(Figure data in JSON)
◇ ◇ ◇ ◇
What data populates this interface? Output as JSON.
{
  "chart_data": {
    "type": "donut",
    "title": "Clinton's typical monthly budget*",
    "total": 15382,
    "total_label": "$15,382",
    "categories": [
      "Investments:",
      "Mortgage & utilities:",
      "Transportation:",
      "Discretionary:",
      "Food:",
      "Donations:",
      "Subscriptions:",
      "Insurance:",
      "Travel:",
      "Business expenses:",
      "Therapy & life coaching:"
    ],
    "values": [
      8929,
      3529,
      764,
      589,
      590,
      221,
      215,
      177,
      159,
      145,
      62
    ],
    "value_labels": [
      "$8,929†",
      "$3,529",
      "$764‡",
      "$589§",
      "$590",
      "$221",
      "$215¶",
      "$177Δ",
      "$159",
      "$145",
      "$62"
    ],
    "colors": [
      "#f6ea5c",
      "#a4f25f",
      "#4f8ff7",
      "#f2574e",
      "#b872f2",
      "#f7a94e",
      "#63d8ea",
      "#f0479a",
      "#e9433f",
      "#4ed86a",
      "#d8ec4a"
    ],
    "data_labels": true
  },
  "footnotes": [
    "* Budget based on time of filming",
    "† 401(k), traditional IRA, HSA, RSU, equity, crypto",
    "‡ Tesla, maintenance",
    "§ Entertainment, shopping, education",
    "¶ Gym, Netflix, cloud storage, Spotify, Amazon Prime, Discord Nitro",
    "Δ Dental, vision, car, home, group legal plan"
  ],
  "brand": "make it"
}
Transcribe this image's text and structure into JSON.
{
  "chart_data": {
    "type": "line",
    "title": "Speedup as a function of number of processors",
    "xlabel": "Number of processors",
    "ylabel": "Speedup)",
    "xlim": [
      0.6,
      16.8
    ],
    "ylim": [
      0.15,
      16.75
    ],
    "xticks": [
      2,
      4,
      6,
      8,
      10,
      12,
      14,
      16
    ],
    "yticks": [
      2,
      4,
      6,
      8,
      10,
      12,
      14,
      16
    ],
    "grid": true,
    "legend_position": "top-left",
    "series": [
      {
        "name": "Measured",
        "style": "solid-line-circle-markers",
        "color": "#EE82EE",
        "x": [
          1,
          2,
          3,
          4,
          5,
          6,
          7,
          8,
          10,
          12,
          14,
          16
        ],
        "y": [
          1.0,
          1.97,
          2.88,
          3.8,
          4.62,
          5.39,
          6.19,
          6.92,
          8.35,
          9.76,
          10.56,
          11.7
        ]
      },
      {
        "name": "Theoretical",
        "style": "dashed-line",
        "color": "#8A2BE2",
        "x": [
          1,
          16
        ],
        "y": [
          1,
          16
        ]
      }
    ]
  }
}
◇ ◇ ◇ ◇
# [GOAL]
Emit verbatim the lines running from the one with "Transcribe this image's" through the last line of the data, both endpoints inclusive.

# [EXERCISE OUTPUT]
Transcribe this image's text and structure into JSON.
{
  "chart_data": {
    "type": "line",
    "title": "Speedup as a function of number of processors",
    "xlabel": "Number of processors",
    "ylabel": "Speedup)",
    "xlim": [
      0.6,
      16.8
    ],
    "ylim": [
      0.15,
      16.75
    ],
    "xticks": [
      2,
      4,
      6,
      8,
      10,
      12,
      14,
      16
    ],
    "yticks": [
      2,
      4,
      6,
      8,
      10,
      12,
      14,
      16
    ],
    "grid": true,
    "legend_position": "top-left",
    "series": [
      {
        "name": "Measured",
        "style": "solid-line-circle-markers",
        "color": "#EE82EE",
        "x": [
          1,
          2,
          3,
          4,
          5,
          6,
          7,
          8,
          10,
          12,
          14,
          16
        ],
        "y": [
          1.0,
          1.97,
          2.88,
          3.8,
          4.62,
          5.39,
          6.19,
          6.92,
          8.35,
          9.76,
          10.56,
          11.7
        ]
      },
      {
        "name": "Theoretical",
        "style": "dashed-line",
        "color": "#8A2BE2",
        "x": [
          1,
          16
        ],
        "y": [
          1,
          16
        ]
      }
    ]
  }
}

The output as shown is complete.